WHAT YOU SHOULD DO:
Note each line of the listing that contains the string "kwaliteitstherapeuten", and copy it.

Data listing:
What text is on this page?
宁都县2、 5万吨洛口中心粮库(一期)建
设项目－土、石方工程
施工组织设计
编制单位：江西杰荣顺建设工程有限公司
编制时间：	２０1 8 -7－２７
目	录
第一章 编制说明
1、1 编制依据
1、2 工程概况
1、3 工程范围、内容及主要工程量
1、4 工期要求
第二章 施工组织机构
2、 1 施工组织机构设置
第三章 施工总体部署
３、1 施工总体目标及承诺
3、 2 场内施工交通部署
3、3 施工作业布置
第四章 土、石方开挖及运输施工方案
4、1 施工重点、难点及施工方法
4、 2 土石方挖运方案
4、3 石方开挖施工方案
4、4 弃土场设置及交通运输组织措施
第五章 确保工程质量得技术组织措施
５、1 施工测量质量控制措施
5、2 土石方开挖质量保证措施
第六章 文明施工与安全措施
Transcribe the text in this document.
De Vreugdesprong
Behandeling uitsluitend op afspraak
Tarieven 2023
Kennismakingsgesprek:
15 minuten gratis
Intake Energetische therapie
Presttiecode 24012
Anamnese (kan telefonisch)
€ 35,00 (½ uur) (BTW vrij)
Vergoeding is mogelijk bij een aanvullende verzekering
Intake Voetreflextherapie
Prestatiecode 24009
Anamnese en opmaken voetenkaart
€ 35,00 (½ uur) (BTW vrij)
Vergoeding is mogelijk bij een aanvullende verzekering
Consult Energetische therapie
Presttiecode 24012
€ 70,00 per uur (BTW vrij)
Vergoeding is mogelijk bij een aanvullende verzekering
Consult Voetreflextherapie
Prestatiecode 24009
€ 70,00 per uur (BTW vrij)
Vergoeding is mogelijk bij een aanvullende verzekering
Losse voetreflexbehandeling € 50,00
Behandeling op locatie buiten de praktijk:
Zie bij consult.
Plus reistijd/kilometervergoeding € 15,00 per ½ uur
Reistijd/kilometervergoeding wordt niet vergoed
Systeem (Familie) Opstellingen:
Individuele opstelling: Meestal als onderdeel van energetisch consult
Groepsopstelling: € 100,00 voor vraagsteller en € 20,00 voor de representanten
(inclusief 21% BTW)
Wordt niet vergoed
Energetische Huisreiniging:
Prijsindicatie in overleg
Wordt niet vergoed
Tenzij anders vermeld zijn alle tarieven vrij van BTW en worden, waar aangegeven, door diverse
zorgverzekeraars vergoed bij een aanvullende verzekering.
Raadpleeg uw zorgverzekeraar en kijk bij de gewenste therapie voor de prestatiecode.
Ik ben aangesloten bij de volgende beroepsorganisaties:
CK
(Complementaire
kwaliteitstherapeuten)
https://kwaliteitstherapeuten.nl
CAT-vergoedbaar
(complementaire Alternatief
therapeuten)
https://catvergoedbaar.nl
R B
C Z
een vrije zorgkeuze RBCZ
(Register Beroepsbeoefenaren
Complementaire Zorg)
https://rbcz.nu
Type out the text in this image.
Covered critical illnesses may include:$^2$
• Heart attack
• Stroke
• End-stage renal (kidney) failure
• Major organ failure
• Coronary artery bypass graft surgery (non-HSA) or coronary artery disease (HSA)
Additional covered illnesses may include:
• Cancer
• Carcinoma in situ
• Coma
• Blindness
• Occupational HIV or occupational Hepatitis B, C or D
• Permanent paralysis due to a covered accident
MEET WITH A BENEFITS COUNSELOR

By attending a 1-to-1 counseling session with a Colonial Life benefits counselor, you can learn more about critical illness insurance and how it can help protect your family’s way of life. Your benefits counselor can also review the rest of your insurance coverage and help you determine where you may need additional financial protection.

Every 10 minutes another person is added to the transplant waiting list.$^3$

OUTPUT OF THE EXERCISE:
kwaliteitstherapeuten)
https://kwaliteitstherapeuten.nl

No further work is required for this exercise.